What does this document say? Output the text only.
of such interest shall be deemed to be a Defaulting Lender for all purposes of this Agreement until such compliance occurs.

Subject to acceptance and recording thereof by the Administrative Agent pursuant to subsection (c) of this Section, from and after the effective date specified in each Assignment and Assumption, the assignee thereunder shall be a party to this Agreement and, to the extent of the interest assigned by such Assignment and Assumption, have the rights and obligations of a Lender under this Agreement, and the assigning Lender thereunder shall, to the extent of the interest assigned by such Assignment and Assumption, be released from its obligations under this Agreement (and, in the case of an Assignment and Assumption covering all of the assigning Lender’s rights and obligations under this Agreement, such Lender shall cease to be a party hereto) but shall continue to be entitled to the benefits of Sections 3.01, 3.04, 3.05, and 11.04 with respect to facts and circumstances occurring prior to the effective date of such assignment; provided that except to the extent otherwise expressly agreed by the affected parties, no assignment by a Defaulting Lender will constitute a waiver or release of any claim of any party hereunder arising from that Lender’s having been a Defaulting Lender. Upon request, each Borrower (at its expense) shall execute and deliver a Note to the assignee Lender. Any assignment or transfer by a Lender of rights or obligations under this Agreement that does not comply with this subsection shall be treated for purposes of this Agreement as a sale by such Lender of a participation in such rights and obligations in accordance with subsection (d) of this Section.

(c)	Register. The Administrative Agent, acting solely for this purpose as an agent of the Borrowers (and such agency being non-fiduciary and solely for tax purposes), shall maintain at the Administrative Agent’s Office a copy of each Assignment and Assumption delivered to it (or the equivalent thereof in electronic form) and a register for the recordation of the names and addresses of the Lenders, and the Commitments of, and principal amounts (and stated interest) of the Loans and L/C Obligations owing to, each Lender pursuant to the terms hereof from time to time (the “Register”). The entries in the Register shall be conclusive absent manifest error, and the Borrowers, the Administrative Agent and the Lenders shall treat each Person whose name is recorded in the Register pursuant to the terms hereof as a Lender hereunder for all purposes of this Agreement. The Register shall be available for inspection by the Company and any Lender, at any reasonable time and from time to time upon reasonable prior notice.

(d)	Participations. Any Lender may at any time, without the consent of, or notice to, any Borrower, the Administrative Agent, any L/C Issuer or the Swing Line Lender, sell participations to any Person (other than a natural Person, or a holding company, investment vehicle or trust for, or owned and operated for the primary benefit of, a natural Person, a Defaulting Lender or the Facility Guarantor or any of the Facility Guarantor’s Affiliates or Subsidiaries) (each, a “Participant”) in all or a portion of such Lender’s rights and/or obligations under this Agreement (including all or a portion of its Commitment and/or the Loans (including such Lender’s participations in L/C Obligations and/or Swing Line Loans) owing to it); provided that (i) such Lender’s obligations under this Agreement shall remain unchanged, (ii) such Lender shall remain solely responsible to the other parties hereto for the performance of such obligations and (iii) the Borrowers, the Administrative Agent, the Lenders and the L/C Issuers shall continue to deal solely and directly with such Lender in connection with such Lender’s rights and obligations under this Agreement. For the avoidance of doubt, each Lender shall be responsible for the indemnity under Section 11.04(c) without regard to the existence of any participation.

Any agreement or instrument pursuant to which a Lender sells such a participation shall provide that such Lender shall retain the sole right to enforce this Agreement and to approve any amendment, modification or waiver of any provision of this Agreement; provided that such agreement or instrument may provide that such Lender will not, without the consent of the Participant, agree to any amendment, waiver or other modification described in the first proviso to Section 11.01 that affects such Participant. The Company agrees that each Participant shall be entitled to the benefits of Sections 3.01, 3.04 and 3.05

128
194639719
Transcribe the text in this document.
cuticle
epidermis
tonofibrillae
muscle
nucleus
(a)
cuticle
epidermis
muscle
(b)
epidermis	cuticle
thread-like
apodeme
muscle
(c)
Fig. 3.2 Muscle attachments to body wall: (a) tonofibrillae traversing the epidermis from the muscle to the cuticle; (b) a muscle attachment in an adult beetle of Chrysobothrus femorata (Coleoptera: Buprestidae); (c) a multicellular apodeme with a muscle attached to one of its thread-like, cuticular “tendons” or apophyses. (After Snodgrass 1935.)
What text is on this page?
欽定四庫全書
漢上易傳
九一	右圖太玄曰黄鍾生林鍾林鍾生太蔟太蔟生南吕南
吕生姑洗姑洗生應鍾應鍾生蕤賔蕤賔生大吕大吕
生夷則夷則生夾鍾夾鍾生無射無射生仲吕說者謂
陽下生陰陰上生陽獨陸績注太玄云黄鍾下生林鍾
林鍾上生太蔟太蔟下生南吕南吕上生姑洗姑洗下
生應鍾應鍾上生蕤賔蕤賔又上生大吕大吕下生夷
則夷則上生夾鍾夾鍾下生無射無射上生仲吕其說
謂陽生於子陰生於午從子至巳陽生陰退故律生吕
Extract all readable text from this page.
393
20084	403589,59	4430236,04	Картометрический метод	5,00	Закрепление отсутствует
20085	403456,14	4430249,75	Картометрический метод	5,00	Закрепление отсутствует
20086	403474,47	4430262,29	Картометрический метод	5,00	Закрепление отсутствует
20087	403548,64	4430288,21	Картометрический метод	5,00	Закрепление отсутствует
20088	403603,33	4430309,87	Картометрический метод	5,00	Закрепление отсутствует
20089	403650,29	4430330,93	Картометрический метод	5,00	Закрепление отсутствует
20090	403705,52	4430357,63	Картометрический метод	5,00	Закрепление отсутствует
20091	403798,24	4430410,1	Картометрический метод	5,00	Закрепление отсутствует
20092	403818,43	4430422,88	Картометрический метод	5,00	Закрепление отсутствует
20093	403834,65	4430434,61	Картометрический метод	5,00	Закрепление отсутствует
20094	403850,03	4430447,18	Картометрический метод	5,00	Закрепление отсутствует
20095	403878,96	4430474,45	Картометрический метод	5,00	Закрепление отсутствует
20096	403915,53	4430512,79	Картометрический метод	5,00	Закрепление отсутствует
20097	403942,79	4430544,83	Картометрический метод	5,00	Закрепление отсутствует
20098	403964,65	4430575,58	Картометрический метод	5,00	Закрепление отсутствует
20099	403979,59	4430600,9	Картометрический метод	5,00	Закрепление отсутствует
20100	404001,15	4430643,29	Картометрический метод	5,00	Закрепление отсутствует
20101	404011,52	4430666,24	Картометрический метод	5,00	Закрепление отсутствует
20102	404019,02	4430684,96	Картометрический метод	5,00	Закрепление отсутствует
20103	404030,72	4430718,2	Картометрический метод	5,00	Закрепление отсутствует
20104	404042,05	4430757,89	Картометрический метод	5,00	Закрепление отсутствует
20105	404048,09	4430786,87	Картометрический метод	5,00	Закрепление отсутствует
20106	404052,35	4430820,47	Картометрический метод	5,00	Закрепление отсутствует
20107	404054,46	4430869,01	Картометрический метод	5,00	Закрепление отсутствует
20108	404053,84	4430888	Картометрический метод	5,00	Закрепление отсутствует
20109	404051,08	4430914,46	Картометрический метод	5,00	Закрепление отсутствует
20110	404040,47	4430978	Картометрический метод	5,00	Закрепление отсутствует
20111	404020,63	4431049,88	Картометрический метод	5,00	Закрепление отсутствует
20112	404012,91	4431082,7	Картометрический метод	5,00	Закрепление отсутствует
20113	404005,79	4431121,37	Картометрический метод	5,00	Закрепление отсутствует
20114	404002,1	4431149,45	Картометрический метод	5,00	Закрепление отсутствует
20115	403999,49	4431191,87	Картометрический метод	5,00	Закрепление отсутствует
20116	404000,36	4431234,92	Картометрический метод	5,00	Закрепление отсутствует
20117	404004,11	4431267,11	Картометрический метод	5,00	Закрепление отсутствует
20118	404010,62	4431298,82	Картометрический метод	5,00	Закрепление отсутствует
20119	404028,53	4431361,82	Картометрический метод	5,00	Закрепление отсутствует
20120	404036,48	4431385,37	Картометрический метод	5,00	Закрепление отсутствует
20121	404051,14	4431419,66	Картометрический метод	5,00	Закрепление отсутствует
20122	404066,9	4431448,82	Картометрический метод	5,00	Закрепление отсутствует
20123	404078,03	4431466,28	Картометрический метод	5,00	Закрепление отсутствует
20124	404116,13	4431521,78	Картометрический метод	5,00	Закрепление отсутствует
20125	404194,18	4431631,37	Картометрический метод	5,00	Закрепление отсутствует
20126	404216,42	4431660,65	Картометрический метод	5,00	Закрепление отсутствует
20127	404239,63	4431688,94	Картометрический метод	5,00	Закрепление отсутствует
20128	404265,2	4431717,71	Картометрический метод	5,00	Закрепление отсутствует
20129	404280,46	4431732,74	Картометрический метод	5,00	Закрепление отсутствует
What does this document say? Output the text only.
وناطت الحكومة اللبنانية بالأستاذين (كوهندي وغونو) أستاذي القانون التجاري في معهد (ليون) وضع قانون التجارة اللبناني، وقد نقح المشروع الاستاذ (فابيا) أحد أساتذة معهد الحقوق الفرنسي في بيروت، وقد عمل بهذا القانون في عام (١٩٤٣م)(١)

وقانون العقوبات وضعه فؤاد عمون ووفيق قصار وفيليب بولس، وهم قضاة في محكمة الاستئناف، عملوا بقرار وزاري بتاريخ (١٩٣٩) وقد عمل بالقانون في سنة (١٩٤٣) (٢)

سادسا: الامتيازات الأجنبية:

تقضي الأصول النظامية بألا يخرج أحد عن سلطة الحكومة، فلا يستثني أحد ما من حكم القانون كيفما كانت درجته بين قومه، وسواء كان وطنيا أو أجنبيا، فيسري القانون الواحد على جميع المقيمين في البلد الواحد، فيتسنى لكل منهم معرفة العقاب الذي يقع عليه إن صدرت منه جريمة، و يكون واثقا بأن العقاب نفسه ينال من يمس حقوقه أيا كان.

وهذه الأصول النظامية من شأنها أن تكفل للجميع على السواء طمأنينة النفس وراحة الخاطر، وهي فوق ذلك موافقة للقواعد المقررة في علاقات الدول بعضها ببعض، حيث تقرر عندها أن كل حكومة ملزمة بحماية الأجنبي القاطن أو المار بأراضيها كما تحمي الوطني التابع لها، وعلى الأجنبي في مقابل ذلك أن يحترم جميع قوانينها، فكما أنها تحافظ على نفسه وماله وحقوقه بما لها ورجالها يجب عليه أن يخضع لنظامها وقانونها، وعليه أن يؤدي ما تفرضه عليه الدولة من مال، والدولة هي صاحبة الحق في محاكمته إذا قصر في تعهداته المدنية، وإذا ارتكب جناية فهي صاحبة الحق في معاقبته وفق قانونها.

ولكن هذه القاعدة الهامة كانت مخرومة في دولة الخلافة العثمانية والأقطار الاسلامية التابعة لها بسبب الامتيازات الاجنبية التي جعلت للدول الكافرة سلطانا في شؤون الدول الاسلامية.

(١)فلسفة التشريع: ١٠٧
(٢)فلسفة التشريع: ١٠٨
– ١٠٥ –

──────

**Short exercise**
Gather up the lines containing the word "page" from these records and copy them.

**Response below**
What text is on this page?
Extract all readable text from this page.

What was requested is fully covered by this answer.